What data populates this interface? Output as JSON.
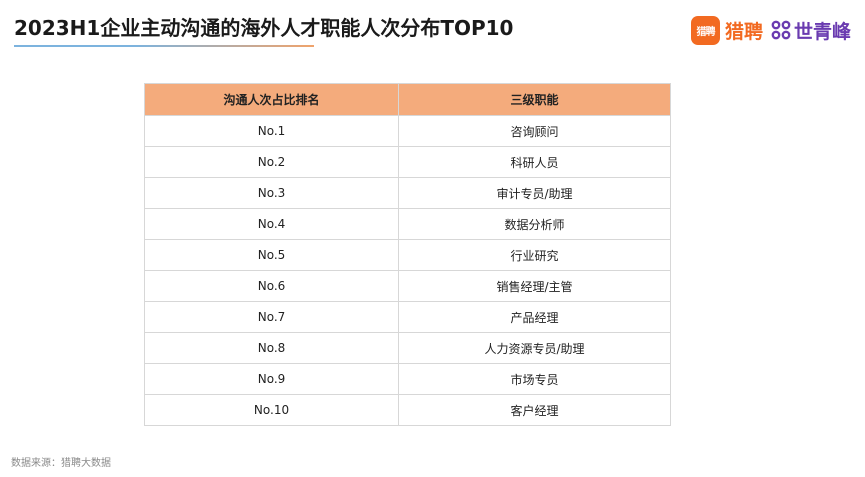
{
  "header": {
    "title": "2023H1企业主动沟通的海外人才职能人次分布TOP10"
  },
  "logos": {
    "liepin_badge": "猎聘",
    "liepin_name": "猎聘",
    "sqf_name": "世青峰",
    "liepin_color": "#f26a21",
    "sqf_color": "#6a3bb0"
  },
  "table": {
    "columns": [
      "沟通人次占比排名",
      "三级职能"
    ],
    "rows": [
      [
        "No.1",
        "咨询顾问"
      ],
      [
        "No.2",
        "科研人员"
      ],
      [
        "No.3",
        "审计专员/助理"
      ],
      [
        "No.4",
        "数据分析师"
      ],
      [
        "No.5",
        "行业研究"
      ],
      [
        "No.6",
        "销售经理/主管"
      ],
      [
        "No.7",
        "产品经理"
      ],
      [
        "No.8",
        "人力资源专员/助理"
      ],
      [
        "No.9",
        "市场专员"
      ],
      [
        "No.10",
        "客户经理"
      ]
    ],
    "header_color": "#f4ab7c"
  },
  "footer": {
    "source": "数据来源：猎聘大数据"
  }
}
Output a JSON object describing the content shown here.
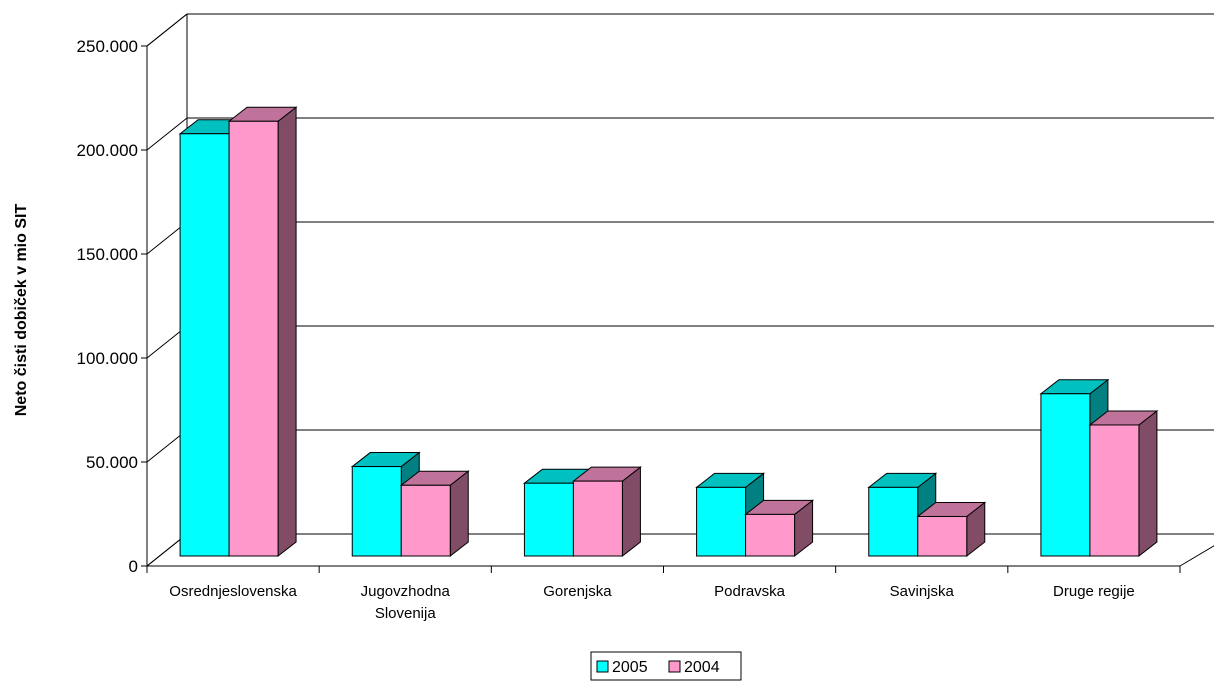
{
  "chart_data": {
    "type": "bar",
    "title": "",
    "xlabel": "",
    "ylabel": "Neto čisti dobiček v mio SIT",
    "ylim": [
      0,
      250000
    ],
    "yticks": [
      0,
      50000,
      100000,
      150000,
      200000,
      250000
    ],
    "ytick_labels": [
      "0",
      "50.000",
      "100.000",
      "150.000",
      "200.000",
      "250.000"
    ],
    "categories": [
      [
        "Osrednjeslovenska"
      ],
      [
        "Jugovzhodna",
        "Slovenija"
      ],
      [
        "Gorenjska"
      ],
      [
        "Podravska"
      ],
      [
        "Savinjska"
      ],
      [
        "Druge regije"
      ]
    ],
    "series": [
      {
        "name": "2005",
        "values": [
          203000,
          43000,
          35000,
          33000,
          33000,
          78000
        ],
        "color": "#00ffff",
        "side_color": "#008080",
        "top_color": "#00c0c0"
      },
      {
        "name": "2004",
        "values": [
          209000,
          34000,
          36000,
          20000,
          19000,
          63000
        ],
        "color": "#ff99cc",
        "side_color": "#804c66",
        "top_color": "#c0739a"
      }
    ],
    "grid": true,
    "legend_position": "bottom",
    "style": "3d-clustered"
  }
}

> [WHAT IS EXPECTED] Starting with the line that contains "Output a JSON", reproduce every line down to the end of the listing above, both endpoints included. Pictures stay out.

> [CORRECT ANSWER]
Output a JSON object describing the content shown here.
{
  "chart_data": {
    "type": "bar",
    "title": "",
    "xlabel": "",
    "ylabel": "Neto čisti dobiček v mio SIT",
    "ylim": [
      0,
      250000
    ],
    "yticks": [
      0,
      50000,
      100000,
      150000,
      200000,
      250000
    ],
    "ytick_labels": [
      "0",
      "50.000",
      "100.000",
      "150.000",
      "200.000",
      "250.000"
    ],
    "categories": [
      [
        "Osrednjeslovenska"
      ],
      [
        "Jugovzhodna",
        "Slovenija"
      ],
      [
        "Gorenjska"
      ],
      [
        "Podravska"
      ],
      [
        "Savinjska"
      ],
      [
        "Druge regije"
      ]
    ],
    "series": [
      {
        "name": "2005",
        "values": [
          203000,
          43000,
          35000,
          33000,
          33000,
          78000
        ],
        "color": "#00ffff",
        "side_color": "#008080",
        "top_color": "#00c0c0"
      },
      {
        "name": "2004",
        "values": [
          209000,
          34000,
          36000,
          20000,
          19000,
          63000
        ],
        "color": "#ff99cc",
        "side_color": "#804c66",
        "top_color": "#c0739a"
      }
    ],
    "grid": true,
    "legend_position": "bottom",
    "style": "3d-clustered"
  }
}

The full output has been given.